Please turn the lines of the listing between the line holding "maximize-icon[interactable] xyxy=(984,6,993,15)" and the line holding "install-certificate-dialog: Install Certificate", inclusive, into a numbered list, leaving out any blank lines.

### Dataset extract ###

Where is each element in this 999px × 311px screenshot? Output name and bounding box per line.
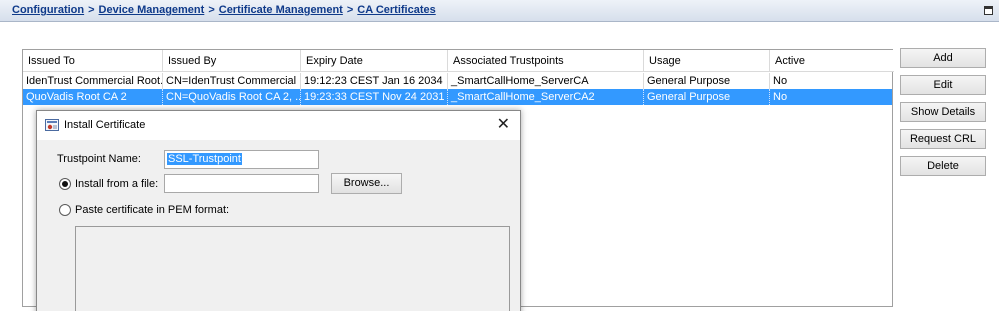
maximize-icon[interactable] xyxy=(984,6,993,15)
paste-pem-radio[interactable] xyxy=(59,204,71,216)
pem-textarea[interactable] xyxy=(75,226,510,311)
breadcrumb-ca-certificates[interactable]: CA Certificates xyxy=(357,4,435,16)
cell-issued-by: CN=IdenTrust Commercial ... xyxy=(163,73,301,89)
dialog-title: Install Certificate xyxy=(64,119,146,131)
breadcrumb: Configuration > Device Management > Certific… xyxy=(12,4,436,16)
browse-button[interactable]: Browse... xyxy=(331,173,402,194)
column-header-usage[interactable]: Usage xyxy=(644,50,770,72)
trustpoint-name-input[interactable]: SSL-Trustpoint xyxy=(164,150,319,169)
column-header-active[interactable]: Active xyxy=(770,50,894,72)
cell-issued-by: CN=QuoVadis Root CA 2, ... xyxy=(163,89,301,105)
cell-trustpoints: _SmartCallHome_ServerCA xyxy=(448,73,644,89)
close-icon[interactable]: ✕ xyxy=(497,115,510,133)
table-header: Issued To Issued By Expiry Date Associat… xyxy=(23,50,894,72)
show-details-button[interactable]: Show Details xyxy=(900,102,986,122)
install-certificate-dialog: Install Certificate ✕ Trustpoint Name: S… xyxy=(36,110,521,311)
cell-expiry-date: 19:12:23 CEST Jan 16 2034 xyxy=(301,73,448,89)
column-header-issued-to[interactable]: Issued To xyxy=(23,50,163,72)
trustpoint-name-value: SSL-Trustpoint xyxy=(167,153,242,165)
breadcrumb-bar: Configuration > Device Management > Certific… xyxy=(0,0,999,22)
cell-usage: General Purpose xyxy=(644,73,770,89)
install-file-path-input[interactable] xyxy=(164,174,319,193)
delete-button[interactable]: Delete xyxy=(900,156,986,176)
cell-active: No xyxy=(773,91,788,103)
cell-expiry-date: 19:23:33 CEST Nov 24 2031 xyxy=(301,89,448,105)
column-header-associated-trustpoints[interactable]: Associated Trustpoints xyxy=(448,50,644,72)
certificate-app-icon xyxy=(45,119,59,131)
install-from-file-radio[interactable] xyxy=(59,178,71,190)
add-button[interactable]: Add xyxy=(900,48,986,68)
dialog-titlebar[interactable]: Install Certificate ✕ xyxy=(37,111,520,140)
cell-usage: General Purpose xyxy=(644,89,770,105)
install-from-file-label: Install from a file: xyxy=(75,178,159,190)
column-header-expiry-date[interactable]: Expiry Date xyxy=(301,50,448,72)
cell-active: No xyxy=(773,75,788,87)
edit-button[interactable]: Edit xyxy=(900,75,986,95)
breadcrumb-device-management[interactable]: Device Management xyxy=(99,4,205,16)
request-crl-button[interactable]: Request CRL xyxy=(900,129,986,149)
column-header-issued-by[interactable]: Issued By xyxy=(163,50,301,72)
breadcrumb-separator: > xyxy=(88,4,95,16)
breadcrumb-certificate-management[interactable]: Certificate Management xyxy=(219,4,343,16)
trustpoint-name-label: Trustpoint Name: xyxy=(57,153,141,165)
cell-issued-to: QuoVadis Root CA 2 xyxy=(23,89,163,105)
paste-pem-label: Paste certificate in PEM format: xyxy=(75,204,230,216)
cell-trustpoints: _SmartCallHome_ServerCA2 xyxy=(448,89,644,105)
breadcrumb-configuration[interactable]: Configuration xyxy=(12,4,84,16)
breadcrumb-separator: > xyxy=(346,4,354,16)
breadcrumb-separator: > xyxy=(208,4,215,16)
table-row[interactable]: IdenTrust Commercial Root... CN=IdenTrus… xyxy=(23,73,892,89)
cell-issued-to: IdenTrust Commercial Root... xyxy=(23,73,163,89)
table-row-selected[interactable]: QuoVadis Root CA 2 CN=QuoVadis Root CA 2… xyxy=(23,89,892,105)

###

Problem solution
1. maximize-icon[interactable] xyxy=(984,6,993,15)
2. paste-pem-radio[interactable] xyxy=(59,204,71,216)
3. pem-textarea[interactable] xyxy=(75,226,510,311)
4. breadcrumb-ca-certificates[interactable]: CA Certificates xyxy=(357,4,435,16)
5. cell-issued-by: CN=IdenTrust Commercial ... xyxy=(163,73,301,89)
6. dialog-title: Install Certificate xyxy=(64,119,146,131)
7. breadcrumb: Configuration > Device Management > Certific… xyxy=(12,4,436,16)
8. browse-button[interactable]: Browse... xyxy=(331,173,402,194)
9. column-header-usage[interactable]: Usage xyxy=(644,50,770,72)
10. trustpoint-name-input[interactable]: SSL-Trustpoint xyxy=(164,150,319,169)
11. column-header-active[interactable]: Active xyxy=(770,50,894,72)
12. cell-issued-by: CN=QuoVadis Root CA 2, ... xyxy=(163,89,301,105)
13. cell-trustpoints: _SmartCallHome_ServerCA xyxy=(448,73,644,89)
14. close-icon[interactable]: ✕ xyxy=(497,115,510,133)
15. table-header: Issued To Issued By Expiry Date Associat… xyxy=(23,50,894,72)
16. show-details-button[interactable]: Show Details xyxy=(900,102,986,122)
17. install-certificate-dialog: Install Certificate ✕ Trustpoint Name: S… xyxy=(36,110,521,311)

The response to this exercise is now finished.